> [Assignment]: Exactly as they appear, set down all of the records.

Extracted records
○ ○ ○ ○ ○

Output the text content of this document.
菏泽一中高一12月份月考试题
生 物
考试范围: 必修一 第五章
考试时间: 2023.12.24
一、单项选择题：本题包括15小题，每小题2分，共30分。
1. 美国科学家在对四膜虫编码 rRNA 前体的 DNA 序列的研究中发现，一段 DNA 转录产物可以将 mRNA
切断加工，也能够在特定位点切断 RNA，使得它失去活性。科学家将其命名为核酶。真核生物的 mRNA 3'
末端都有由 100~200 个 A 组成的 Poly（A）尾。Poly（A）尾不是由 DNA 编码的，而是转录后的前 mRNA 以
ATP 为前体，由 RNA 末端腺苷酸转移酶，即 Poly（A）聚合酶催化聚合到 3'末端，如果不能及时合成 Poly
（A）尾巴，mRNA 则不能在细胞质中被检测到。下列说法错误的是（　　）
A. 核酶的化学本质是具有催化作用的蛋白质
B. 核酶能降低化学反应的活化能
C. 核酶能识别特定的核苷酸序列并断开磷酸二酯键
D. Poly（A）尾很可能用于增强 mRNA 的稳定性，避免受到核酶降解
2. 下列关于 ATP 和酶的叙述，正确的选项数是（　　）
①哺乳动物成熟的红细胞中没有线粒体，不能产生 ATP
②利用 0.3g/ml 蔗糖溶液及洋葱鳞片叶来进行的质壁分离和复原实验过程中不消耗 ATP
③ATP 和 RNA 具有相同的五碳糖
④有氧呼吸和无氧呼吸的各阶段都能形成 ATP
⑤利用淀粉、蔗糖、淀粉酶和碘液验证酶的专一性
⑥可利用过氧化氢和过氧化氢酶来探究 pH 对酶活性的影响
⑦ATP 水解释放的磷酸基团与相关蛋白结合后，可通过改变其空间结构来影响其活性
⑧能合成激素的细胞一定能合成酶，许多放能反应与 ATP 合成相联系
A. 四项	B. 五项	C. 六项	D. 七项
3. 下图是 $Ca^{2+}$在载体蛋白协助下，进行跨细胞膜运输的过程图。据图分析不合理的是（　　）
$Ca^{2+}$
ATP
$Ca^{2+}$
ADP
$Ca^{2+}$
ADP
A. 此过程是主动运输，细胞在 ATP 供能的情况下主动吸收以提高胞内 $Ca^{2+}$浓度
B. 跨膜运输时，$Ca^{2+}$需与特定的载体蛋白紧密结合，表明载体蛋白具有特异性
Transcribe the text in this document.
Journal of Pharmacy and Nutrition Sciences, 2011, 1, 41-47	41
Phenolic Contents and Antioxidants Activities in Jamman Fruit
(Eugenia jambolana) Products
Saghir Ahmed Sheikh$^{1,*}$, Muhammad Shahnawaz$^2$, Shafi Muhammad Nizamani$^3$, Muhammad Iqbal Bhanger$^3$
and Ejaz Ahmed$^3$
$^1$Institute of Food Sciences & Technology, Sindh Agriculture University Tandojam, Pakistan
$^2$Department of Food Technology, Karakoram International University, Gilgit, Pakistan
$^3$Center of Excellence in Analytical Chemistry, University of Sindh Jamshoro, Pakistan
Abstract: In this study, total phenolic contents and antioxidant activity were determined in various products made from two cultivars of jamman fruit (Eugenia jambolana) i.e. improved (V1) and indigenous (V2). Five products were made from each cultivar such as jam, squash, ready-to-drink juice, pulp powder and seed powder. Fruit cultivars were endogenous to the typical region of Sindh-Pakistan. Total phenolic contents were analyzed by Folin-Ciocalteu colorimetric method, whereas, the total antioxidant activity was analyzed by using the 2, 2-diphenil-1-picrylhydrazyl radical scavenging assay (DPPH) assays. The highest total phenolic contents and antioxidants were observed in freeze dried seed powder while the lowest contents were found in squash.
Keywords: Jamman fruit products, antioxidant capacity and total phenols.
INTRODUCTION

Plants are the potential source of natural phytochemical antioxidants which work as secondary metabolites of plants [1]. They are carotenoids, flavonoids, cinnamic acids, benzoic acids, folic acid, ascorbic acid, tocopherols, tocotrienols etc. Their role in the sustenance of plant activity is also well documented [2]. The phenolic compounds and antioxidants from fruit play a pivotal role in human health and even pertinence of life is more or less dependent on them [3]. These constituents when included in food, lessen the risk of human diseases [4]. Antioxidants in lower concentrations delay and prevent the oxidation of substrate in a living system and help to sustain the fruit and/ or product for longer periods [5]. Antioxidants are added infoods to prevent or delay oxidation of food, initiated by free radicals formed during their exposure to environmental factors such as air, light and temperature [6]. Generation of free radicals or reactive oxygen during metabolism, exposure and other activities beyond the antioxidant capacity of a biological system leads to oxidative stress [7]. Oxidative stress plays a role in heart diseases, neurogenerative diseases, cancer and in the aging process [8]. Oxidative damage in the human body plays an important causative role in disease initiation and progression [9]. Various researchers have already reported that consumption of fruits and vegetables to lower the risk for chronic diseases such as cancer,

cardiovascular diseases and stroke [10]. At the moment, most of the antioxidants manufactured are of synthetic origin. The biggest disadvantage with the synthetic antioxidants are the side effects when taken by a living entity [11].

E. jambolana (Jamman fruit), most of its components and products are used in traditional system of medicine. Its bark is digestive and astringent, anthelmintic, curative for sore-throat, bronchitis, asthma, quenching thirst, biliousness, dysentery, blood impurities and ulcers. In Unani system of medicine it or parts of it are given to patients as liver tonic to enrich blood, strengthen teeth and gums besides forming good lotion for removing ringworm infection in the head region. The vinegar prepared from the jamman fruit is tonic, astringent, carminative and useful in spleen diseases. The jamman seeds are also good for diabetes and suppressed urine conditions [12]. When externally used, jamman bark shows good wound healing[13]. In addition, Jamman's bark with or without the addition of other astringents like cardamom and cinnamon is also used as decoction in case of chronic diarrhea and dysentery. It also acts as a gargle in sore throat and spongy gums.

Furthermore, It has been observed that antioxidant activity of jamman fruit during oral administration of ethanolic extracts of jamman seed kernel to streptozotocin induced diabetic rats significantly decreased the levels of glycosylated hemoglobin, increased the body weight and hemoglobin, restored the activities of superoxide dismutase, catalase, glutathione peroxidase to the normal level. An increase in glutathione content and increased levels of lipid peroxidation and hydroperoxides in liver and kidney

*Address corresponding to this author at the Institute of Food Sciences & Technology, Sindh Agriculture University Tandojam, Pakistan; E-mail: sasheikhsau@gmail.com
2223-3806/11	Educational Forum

○ ○ ○ ○ ○

> [Written response]:
Output the text content of this document.
菏泽一中高一12月份月考试题
生 物
考试范围: 必修一 第五章
考试时间: 2023.12.24
一、单项选择题：本题包括15小题，每小题2分，共30分。
1. 美国科学家在对四膜虫编码 rRNA 前体的 DNA 序列的研究中发现，一段 DNA 转录产物可以将 mRNA
切断加工，也能够在特定位点切断 RNA，使得它失去活性。科学家将其命名为核酶。真核生物的 mRNA 3'
末端都有由 100~200 个 A 组成的 Poly（A）尾。Poly（A）尾不是由 DNA 编码的，而是转录后的前 mRNA 以
ATP 为前体，由 RNA 末端腺苷酸转移酶，即 Poly（A）聚合酶催化聚合到 3'末端，如果不能及时合成 Poly
（A）尾巴，mRNA 则不能在细胞质中被检测到。下列说法错误的是（　　）
A. 核酶的化学本质是具有催化作用的蛋白质
B. 核酶能降低化学反应的活化能
C. 核酶能识别特定的核苷酸序列并断开磷酸二酯键
D. Poly（A）尾很可能用于增强 mRNA 的稳定性，避免受到核酶降解
2. 下列关于 ATP 和酶的叙述，正确的选项数是（　　）
①哺乳动物成熟的红细胞中没有线粒体，不能产生 ATP
②利用 0.3g/ml 蔗糖溶液及洋葱鳞片叶来进行的质壁分离和复原实验过程中不消耗 ATP
③ATP 和 RNA 具有相同的五碳糖
④有氧呼吸和无氧呼吸的各阶段都能形成 ATP
⑤利用淀粉、蔗糖、淀粉酶和碘液验证酶的专一性
⑥可利用过氧化氢和过氧化氢酶来探究 pH 对酶活性的影响
⑦ATP 水解释放的磷酸基团与相关蛋白结合后，可通过改变其空间结构来影响其活性
⑧能合成激素的细胞一定能合成酶，许多放能反应与 ATP 合成相联系
A. 四项	B. 五项	C. 六项	D. 七项
3. 下图是 $Ca^{2+}$在载体蛋白协助下，进行跨细胞膜运输的过程图。据图分析不合理的是（　　）
$Ca^{2+}$
ATP
$Ca^{2+}$
ADP
$Ca^{2+}$
ADP
A. 此过程是主动运输，细胞在 ATP 供能的情况下主动吸收以提高胞内 $Ca^{2+}$浓度
B. 跨膜运输时，$Ca^{2+}$需与特定的载体蛋白紧密结合，表明载体蛋白具有特异性
Transcribe the text in this document.
Journal of Pharmacy and Nutrition Sciences, 2011, 1, 41-47	41
Phenolic Contents and Antioxidants Activities in Jamman Fruit
(Eugenia jambolana) Products
Saghir Ahmed Sheikh$^{1,*}$, Muhammad Shahnawaz$^2$, Shafi Muhammad Nizamani$^3$, Muhammad Iqbal Bhanger$^3$
and Ejaz Ahmed$^3$
$^1$Institute of Food Sciences & Technology, Sindh Agriculture University Tandojam, Pakistan
$^2$Department of Food Technology, Karakoram International University, Gilgit, Pakistan
$^3$Center of Excellence in Analytical Chemistry, University of Sindh Jamshoro, Pakistan
Abstract: In this study, total phenolic contents and antioxidant activity were determined in various products made from two cultivars of jamman fruit (Eugenia jambolana) i.e. improved (V1) and indigenous (V2). Five products were made from each cultivar such as jam, squash, ready-to-drink juice, pulp powder and seed powder. Fruit cultivars were endogenous to the typical region of Sindh-Pakistan. Total phenolic contents were analyzed by Folin-Ciocalteu colorimetric method, whereas, the total antioxidant activity was analyzed by using the 2, 2-diphenil-1-picrylhydrazyl radical scavenging assay (DPPH) assays. The highest total phenolic contents and antioxidants were observed in freeze dried seed powder while the lowest contents were found in squash.
Keywords: Jamman fruit products, antioxidant capacity and total phenols.
INTRODUCTION

Plants are the potential source of natural phytochemical antioxidants which work as secondary metabolites of plants [1]. They are carotenoids, flavonoids, cinnamic acids, benzoic acids, folic acid, ascorbic acid, tocopherols, tocotrienols etc. Their role in the sustenance of plant activity is also well documented [2]. The phenolic compounds and antioxidants from fruit play a pivotal role in human health and even pertinence of life is more or less dependent on them [3]. These constituents when included in food, lessen the risk of human diseases [4]. Antioxidants in lower concentrations delay and prevent the oxidation of substrate in a living system and help to sustain the fruit and/ or product for longer periods [5]. Antioxidants are added infoods to prevent or delay oxidation of food, initiated by free radicals formed during their exposure to environmental factors such as air, light and temperature [6]. Generation of free radicals or reactive oxygen during metabolism, exposure and other activities beyond the antioxidant capacity of a biological system leads to oxidative stress [7]. Oxidative stress plays a role in heart diseases, neurogenerative diseases, cancer and in the aging process [8]. Oxidative damage in the human body plays an important causative role in disease initiation and progression [9]. Various researchers have already reported that consumption of fruits and vegetables to lower the risk for chronic diseases such as cancer,

cardiovascular diseases and stroke [10]. At the moment, most of the antioxidants manufactured are of synthetic origin. The biggest disadvantage with the synthetic antioxidants are the side effects when taken by a living entity [11].

E. jambolana (Jamman fruit), most of its components and products are used in traditional system of medicine. Its bark is digestive and astringent, anthelmintic, curative for sore-throat, bronchitis, asthma, quenching thirst, biliousness, dysentery, blood impurities and ulcers. In Unani system of medicine it or parts of it are given to patients as liver tonic to enrich blood, strengthen teeth and gums besides forming good lotion for removing ringworm infection in the head region. The vinegar prepared from the jamman fruit is tonic, astringent, carminative and useful in spleen diseases. The jamman seeds are also good for diabetes and suppressed urine conditions [12]. When externally used, jamman bark shows good wound healing[13]. In addition, Jamman's bark with or without the addition of other astringents like cardamom and cinnamon is also used as decoction in case of chronic diarrhea and dysentery. It also acts as a gargle in sore throat and spongy gums.

Furthermore, It has been observed that antioxidant activity of jamman fruit during oral administration of ethanolic extracts of jamman seed kernel to streptozotocin induced diabetic rats significantly decreased the levels of glycosylated hemoglobin, increased the body weight and hemoglobin, restored the activities of superoxide dismutase, catalase, glutathione peroxidase to the normal level. An increase in glutathione content and increased levels of lipid peroxidation and hydroperoxides in liver and kidney

*Address corresponding to this author at the Institute of Food Sciences & Technology, Sindh Agriculture University Tandojam, Pakistan; E-mail: sasheikhsau@gmail.com
2223-3806/11	Educational Forum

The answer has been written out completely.